▸ What is required: Filter this data down to the lines that hold "reverse", and copy them.

Records from a collection
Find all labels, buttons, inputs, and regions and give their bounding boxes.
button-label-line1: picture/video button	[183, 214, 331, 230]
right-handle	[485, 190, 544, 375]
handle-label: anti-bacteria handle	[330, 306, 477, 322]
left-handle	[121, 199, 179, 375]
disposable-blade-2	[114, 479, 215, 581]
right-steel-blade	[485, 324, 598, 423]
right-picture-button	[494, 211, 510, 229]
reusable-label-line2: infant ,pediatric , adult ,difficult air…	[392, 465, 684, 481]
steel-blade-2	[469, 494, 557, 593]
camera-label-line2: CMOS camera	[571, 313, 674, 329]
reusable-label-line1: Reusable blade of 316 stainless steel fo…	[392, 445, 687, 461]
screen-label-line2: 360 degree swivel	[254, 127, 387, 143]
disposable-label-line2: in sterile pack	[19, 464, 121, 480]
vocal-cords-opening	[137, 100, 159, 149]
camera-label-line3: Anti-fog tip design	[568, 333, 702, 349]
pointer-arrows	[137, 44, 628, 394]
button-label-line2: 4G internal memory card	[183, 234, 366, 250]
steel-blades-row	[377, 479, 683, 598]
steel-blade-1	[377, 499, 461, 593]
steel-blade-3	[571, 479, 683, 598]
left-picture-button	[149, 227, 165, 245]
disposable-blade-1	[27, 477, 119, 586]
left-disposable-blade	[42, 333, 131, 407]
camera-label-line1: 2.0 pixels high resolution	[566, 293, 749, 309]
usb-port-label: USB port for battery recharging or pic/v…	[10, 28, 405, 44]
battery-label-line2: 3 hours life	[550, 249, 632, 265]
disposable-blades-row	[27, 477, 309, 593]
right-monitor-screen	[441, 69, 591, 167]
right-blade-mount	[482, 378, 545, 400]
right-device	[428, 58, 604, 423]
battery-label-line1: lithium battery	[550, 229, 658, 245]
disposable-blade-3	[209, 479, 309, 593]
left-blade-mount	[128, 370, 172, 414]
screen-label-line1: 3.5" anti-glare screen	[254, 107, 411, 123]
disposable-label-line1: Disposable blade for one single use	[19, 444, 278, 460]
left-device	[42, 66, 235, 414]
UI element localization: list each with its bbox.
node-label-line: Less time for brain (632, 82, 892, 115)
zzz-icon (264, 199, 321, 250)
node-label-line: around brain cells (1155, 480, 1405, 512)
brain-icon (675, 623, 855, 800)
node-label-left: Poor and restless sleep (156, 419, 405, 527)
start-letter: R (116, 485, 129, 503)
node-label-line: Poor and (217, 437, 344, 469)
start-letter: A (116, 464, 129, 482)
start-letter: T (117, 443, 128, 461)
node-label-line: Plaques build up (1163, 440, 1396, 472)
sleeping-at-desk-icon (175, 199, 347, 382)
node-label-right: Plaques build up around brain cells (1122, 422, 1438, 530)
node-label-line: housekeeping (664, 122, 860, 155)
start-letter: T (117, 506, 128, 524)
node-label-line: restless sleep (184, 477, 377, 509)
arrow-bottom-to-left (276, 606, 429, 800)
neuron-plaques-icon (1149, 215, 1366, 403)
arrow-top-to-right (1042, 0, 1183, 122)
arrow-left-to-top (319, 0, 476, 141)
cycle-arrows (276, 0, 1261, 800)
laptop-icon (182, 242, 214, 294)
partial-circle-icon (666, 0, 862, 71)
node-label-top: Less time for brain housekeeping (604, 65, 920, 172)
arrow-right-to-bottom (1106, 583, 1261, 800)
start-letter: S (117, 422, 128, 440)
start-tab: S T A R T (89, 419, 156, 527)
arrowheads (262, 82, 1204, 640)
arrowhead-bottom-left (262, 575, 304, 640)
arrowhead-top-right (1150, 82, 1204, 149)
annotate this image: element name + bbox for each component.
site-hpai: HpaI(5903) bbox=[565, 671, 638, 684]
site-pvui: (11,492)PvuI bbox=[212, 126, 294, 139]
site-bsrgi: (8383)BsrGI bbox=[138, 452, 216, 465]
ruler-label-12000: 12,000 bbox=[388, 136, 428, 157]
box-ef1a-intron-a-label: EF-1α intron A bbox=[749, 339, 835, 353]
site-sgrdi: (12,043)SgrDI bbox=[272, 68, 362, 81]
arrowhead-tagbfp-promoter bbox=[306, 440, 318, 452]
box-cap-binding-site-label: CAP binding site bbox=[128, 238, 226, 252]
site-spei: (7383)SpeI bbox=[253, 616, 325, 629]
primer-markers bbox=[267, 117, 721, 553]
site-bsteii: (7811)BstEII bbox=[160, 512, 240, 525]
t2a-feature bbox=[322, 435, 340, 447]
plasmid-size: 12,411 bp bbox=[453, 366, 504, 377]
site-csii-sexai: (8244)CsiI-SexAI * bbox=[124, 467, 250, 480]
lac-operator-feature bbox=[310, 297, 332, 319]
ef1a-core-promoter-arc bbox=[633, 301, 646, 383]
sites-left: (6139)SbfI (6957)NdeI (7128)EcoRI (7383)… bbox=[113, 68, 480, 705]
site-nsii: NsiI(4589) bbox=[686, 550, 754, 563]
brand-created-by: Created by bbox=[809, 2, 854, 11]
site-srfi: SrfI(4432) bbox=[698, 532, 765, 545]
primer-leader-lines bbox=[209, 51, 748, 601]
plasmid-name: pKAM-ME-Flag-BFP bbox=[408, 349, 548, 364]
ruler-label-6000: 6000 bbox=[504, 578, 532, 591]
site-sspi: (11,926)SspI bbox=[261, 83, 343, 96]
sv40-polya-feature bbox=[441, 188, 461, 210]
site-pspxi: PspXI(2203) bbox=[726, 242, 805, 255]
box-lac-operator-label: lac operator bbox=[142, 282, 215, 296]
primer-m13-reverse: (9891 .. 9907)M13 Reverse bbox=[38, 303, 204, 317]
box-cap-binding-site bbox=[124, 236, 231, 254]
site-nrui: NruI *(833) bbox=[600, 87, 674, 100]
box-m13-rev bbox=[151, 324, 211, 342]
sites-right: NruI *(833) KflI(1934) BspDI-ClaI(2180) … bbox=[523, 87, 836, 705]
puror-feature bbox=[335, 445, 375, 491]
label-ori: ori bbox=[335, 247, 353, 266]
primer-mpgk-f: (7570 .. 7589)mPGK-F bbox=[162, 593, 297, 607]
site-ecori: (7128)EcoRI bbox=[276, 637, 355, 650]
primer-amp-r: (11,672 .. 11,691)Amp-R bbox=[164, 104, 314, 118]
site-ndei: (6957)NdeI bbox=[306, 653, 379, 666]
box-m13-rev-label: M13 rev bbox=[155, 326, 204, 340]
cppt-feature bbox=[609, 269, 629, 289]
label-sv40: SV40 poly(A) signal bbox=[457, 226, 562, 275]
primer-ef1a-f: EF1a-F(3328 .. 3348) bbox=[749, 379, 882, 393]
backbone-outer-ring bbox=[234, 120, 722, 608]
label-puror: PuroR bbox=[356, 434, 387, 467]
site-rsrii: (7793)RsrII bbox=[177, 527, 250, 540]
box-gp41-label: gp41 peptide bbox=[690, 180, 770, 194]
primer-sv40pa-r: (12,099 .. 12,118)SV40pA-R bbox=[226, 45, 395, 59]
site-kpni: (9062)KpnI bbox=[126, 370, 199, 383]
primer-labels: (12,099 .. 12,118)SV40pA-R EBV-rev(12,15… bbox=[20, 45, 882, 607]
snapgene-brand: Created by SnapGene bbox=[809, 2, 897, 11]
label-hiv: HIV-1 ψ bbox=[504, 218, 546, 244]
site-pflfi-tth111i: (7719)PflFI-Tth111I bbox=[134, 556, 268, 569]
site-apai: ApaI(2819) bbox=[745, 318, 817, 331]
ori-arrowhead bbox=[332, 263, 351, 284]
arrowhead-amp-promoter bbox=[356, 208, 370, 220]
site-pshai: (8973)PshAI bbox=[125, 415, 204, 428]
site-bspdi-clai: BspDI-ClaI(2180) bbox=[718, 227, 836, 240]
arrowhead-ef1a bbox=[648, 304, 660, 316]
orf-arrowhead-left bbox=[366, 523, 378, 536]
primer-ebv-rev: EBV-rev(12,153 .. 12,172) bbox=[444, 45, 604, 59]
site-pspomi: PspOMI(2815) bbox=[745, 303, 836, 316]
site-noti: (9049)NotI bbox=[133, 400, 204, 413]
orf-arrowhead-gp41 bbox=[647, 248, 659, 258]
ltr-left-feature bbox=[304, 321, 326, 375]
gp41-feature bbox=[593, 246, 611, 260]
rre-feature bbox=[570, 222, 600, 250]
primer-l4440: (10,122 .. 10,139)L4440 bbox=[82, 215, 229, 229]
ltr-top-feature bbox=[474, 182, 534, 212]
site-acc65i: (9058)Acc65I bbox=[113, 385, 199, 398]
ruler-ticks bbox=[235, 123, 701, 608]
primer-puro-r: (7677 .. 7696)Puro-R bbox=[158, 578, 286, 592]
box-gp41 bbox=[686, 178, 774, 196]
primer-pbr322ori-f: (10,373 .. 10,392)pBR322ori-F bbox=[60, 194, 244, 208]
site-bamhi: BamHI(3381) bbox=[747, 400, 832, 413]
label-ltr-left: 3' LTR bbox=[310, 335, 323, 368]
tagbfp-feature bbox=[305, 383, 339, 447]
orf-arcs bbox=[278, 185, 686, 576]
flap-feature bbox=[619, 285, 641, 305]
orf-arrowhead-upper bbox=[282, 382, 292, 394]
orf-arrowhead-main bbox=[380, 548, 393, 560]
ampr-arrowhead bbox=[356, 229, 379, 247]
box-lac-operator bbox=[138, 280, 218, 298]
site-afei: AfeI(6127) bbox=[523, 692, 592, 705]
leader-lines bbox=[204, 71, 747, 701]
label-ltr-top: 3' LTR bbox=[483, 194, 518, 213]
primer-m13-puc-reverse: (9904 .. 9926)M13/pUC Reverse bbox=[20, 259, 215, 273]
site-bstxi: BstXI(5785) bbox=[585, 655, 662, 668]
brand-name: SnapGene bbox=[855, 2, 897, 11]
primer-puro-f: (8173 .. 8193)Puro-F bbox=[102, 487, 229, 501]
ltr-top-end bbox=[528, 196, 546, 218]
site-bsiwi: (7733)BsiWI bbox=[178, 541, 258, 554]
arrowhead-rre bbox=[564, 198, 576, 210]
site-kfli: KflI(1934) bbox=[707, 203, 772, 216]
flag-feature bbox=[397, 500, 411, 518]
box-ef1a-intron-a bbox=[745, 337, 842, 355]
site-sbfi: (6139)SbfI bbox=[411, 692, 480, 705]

▸ Result for this exercise:
primer-m13-reverse: (9891 .. 9907)M13 Reverse bbox=[38, 303, 204, 317]
primer-m13-puc-reverse: (9904 .. 9926)M13/pUC Reverse bbox=[20, 259, 215, 273]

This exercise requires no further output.